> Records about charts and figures
*****
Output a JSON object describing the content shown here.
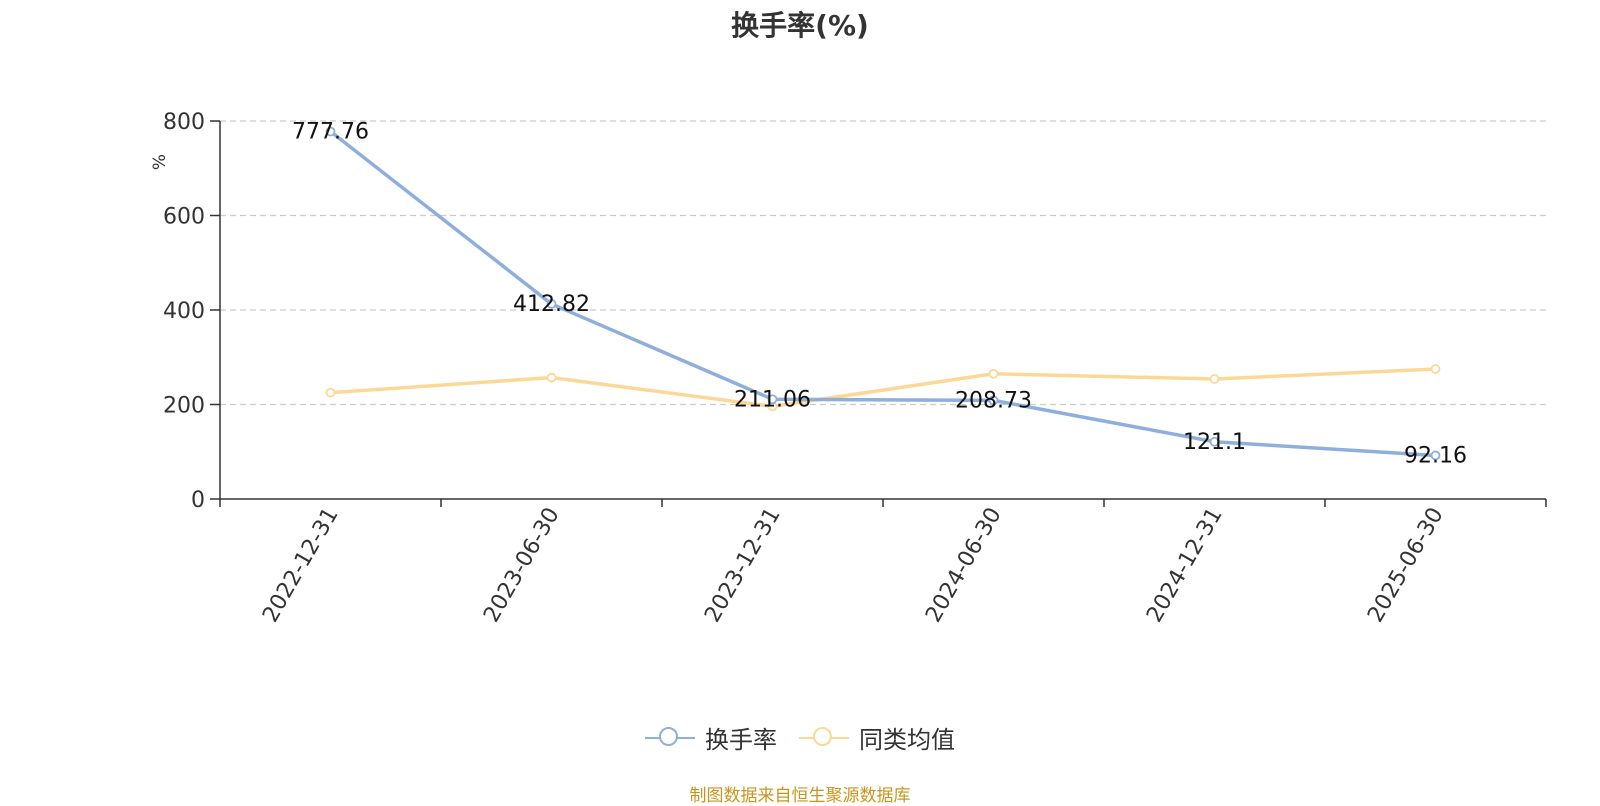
{
  "chart_data": {
    "type": "line",
    "title": "换手率(%)",
    "ylabel": "%",
    "xlabel": "",
    "categories": [
      "2022-12-31",
      "2023-06-30",
      "2023-12-31",
      "2024-06-30",
      "2024-12-31",
      "2025-06-30"
    ],
    "ylim": [
      0,
      800
    ],
    "yticks": [
      0,
      200,
      400,
      600,
      800
    ],
    "grid": true,
    "legend_position": "bottom",
    "series": [
      {
        "name": "换手率",
        "color": "#8eaedb",
        "values": [
          777.76,
          412.82,
          211.06,
          208.73,
          121.1,
          92.16
        ],
        "labels": [
          "777.76",
          "412.82",
          "211.06",
          "208.73",
          "121.1",
          "92.16"
        ],
        "show_labels": true
      },
      {
        "name": "同类均值",
        "color": "#fcd896",
        "values": [
          225,
          257,
          196,
          265,
          254,
          275
        ],
        "show_labels": false
      }
    ]
  },
  "source_note": "制图数据来自恒生聚源数据库"
}
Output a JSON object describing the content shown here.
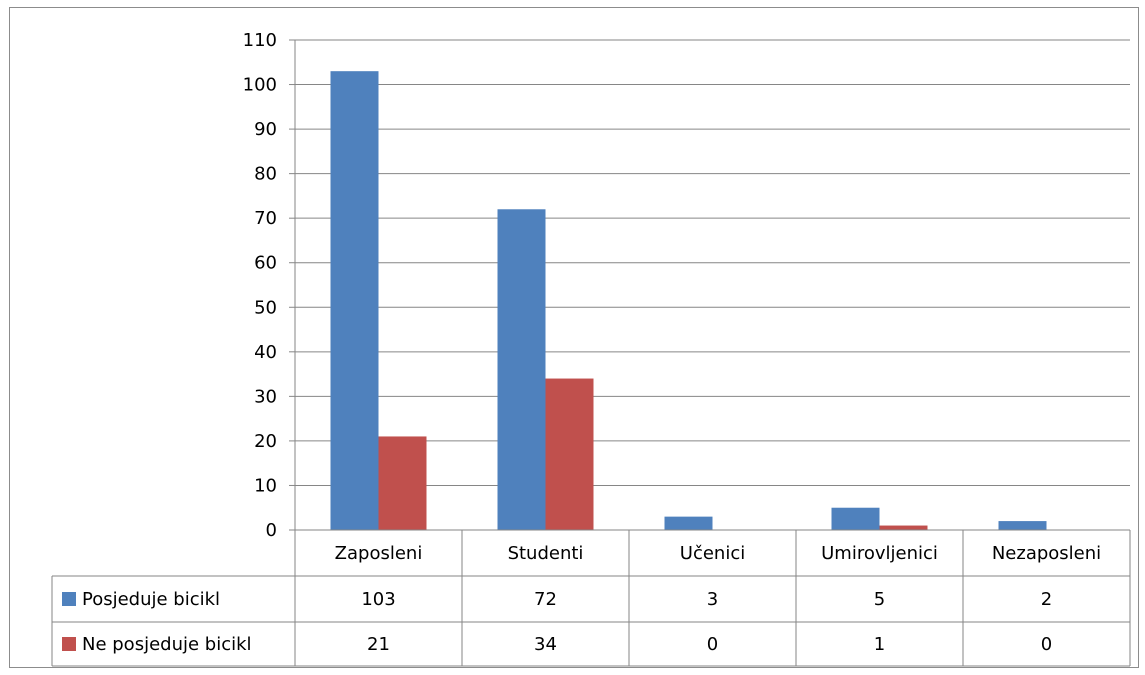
{
  "chart_data": {
    "type": "bar",
    "categories": [
      "Zaposleni",
      "Studenti",
      "Učenici",
      "Umirovljenici",
      "Nezaposleni"
    ],
    "series": [
      {
        "name": "Posjeduje bicikl",
        "values": [
          103,
          72,
          3,
          5,
          2
        ],
        "color": "#4f81bd"
      },
      {
        "name": "Ne posjeduje bicikl",
        "values": [
          21,
          34,
          0,
          1,
          0
        ],
        "color": "#c0504d"
      }
    ],
    "ylim": [
      0,
      110
    ],
    "yticks": [
      "0",
      "10",
      "20",
      "30",
      "40",
      "50",
      "60",
      "70",
      "80",
      "90",
      "100",
      "110"
    ],
    "grid": true,
    "legend": "data-table-left",
    "data_table": true
  }
}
*****
Only lines with the word "bicikl" should be collected from the material.

> In response
        "name": "Posjeduje bicikl",
        "name": "Ne posjeduje bicikl",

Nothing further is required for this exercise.